— WHAT THE TASK ASKS —
Give the number of lines in the entries that contain "NLOS". State only the count.

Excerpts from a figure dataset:

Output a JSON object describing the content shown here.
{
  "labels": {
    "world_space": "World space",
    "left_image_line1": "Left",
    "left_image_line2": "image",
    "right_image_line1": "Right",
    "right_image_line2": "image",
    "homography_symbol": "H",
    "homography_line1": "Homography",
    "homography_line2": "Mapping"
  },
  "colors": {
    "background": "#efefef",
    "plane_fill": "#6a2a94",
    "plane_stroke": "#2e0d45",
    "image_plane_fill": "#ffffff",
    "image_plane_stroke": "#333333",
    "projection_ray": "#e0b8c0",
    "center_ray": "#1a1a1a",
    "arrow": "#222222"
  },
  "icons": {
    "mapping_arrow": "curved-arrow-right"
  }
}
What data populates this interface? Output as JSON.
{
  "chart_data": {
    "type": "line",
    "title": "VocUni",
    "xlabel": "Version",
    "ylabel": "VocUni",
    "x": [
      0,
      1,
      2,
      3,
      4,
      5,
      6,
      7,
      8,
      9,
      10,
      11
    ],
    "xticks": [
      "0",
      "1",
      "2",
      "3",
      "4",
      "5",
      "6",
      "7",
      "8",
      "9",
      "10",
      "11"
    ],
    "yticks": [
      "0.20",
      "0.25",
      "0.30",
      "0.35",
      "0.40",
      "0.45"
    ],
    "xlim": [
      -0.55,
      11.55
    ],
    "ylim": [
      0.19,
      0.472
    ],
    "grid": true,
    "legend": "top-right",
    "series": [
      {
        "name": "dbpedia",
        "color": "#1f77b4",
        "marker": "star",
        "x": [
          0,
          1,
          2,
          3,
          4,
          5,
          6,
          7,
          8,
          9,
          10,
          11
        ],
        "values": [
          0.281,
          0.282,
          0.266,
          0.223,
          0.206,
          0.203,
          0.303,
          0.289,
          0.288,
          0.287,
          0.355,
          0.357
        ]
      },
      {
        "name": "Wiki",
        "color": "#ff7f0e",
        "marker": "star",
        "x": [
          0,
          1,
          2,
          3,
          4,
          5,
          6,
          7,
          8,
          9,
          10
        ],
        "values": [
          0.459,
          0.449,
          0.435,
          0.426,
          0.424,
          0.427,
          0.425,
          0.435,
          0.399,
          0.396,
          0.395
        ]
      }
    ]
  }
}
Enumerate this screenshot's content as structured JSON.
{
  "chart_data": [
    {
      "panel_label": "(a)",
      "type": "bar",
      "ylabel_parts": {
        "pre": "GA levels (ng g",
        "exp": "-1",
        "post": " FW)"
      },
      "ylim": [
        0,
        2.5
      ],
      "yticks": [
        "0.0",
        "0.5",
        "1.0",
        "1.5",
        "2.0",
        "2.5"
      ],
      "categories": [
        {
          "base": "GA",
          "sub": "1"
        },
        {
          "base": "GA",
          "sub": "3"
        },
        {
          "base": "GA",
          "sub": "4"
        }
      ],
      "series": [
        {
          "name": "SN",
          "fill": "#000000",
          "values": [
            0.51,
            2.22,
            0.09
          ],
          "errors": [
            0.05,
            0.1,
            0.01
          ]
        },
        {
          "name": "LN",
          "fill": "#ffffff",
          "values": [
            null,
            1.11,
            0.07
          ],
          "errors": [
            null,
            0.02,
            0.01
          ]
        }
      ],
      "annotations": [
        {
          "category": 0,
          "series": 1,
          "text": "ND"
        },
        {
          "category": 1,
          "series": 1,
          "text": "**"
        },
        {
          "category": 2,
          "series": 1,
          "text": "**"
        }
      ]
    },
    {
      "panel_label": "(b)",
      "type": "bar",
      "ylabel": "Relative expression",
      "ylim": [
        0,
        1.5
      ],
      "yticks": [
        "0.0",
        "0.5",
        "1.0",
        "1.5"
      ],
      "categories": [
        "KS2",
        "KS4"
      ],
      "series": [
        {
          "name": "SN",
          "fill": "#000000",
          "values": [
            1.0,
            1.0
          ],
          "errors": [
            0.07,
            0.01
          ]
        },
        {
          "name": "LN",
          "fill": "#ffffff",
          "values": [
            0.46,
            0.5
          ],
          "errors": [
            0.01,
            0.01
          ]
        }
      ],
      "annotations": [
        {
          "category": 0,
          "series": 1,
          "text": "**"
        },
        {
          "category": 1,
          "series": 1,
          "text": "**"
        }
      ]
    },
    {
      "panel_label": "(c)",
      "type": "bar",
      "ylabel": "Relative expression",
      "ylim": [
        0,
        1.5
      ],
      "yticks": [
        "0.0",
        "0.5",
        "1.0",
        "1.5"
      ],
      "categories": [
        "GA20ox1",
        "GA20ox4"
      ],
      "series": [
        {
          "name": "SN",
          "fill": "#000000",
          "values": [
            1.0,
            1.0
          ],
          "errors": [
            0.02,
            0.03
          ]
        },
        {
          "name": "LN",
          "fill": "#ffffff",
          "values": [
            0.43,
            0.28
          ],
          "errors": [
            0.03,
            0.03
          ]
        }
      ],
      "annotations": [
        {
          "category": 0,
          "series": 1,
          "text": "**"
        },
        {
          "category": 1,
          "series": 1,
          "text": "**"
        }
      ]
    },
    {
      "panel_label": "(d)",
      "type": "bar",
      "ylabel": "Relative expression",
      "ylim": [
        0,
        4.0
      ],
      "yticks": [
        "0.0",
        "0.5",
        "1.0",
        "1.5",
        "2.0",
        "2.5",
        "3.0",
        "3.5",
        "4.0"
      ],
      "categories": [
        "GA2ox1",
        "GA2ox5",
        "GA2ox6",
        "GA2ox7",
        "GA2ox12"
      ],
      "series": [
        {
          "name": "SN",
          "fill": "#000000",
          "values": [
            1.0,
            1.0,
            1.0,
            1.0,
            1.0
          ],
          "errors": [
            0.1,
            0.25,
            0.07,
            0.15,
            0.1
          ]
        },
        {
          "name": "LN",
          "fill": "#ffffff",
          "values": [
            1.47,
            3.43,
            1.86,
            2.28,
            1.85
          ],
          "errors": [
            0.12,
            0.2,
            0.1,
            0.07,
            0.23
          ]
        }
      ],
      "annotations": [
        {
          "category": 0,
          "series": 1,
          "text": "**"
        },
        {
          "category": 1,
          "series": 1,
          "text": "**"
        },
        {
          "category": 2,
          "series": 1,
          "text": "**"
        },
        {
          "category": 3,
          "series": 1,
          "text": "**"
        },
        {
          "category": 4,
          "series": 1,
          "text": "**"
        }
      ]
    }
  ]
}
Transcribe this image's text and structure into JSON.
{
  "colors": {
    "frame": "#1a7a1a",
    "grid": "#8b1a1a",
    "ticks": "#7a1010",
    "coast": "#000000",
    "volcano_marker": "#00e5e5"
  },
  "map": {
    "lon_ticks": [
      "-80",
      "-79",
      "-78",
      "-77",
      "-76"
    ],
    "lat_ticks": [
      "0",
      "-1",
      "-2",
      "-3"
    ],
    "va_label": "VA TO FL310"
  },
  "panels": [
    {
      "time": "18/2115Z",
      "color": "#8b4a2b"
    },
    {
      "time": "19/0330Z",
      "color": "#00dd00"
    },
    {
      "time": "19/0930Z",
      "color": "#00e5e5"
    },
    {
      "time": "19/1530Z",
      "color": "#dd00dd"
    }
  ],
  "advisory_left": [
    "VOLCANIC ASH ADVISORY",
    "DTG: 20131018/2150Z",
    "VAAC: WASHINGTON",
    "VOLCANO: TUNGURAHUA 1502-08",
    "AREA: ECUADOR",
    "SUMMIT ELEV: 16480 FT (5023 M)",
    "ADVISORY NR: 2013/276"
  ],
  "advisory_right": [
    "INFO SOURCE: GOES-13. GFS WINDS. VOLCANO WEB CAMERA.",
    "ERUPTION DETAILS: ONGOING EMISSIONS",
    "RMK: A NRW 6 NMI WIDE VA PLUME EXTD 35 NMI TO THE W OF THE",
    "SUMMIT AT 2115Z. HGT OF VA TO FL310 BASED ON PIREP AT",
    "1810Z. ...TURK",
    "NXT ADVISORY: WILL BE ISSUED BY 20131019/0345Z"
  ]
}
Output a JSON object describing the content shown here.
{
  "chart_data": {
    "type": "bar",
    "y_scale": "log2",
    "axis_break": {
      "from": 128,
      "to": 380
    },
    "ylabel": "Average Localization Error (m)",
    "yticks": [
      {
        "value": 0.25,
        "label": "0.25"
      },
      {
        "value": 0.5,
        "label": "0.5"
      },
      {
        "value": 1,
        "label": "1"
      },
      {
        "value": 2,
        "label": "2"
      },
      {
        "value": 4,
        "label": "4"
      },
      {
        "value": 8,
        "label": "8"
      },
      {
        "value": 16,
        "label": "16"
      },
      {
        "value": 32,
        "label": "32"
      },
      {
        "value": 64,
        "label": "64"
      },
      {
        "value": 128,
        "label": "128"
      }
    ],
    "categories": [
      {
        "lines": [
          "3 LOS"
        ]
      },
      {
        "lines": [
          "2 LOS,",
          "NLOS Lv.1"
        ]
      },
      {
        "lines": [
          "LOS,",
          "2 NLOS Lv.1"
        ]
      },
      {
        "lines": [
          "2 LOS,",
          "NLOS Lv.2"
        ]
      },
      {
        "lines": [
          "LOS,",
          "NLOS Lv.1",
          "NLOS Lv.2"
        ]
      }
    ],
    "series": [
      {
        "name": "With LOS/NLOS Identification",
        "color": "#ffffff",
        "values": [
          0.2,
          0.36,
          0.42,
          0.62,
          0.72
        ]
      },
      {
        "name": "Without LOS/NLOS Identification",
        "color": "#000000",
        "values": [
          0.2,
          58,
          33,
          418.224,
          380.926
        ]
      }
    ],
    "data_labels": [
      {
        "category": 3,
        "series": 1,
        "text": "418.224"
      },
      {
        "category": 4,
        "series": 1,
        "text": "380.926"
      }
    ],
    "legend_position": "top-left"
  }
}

— EXERCISE RESPONSE —
7